Reproduce the listing below without any change.

** START OF Records for this task **

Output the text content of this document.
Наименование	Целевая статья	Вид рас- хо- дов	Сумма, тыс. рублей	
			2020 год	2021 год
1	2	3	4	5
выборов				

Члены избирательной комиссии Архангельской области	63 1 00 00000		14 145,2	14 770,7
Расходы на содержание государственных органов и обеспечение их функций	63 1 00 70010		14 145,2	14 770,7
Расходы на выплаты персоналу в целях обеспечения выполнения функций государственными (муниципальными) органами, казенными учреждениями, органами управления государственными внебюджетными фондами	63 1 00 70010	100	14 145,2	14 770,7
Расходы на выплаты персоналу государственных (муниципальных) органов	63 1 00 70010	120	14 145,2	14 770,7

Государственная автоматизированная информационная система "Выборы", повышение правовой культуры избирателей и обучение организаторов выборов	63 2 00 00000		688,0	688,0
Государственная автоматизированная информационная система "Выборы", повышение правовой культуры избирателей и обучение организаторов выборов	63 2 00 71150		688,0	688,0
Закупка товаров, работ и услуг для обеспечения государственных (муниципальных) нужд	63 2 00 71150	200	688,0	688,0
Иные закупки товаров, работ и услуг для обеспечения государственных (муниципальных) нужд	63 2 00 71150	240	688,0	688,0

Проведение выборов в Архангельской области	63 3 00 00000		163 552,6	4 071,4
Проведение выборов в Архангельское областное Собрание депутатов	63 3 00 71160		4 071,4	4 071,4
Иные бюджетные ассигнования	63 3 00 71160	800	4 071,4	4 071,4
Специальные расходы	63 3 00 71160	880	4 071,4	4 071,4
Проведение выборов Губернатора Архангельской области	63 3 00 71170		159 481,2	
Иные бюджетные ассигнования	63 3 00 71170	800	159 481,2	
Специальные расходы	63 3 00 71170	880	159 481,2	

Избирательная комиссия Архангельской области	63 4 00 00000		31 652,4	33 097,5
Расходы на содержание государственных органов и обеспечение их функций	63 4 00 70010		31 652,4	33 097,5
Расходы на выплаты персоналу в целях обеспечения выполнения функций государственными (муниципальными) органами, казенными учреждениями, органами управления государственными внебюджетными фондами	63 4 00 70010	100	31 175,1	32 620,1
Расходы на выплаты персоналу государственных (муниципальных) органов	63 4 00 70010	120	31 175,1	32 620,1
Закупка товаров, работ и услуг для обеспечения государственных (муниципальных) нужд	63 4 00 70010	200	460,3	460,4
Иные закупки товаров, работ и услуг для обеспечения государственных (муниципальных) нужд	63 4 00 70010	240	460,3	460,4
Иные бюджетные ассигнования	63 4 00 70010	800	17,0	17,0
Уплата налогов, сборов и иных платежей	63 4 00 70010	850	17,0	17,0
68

** END OF Records for this task **

*Complete output*:
Output the text content of this document.
Наименование	Целевая статья	Вид рас- хо- дов	Сумма, тыс. рублей	
			2020 год	2021 год
1	2	3	4	5
выборов				

Члены избирательной комиссии Архангельской области	63 1 00 00000		14 145,2	14 770,7
Расходы на содержание государственных органов и обеспечение их функций	63 1 00 70010		14 145,2	14 770,7
Расходы на выплаты персоналу в целях обеспечения выполнения функций государственными (муниципальными) органами, казенными учреждениями, органами управления государственными внебюджетными фондами	63 1 00 70010	100	14 145,2	14 770,7
Расходы на выплаты персоналу государственных (муниципальных) органов	63 1 00 70010	120	14 145,2	14 770,7

Государственная автоматизированная информационная система "Выборы", повышение правовой культуры избирателей и обучение организаторов выборов	63 2 00 00000		688,0	688,0
Государственная автоматизированная информационная система "Выборы", повышение правовой культуры избирателей и обучение организаторов выборов	63 2 00 71150		688,0	688,0
Закупка товаров, работ и услуг для обеспечения государственных (муниципальных) нужд	63 2 00 71150	200	688,0	688,0
Иные закупки товаров, работ и услуг для обеспечения государственных (муниципальных) нужд	63 2 00 71150	240	688,0	688,0

Проведение выборов в Архангельской области	63 3 00 00000		163 552,6	4 071,4
Проведение выборов в Архангельское областное Собрание депутатов	63 3 00 71160		4 071,4	4 071,4
Иные бюджетные ассигнования	63 3 00 71160	800	4 071,4	4 071,4
Специальные расходы	63 3 00 71160	880	4 071,4	4 071,4
Проведение выборов Губернатора Архангельской области	63 3 00 71170		159 481,2	
Иные бюджетные ассигнования	63 3 00 71170	800	159 481,2	
Специальные расходы	63 3 00 71170	880	159 481,2	

Избирательная комиссия Архангельской области	63 4 00 00000		31 652,4	33 097,5
Расходы на содержание государственных органов и обеспечение их функций	63 4 00 70010		31 652,4	33 097,5
Расходы на выплаты персоналу в целях обеспечения выполнения функций государственными (муниципальными) органами, казенными учреждениями, органами управления государственными внебюджетными фондами	63 4 00 70010	100	31 175,1	32 620,1
Расходы на выплаты персоналу государственных (муниципальных) органов	63 4 00 70010	120	31 175,1	32 620,1
Закупка товаров, работ и услуг для обеспечения государственных (муниципальных) нужд	63 4 00 70010	200	460,3	460,4
Иные закупки товаров, работ и услуг для обеспечения государственных (муниципальных) нужд	63 4 00 70010	240	460,3	460,4
Иные бюджетные ассигнования	63 4 00 70010	800	17,0	17,0
Уплата налогов, сборов и иных платежей	63 4 00 70010	850	17,0	17,0
68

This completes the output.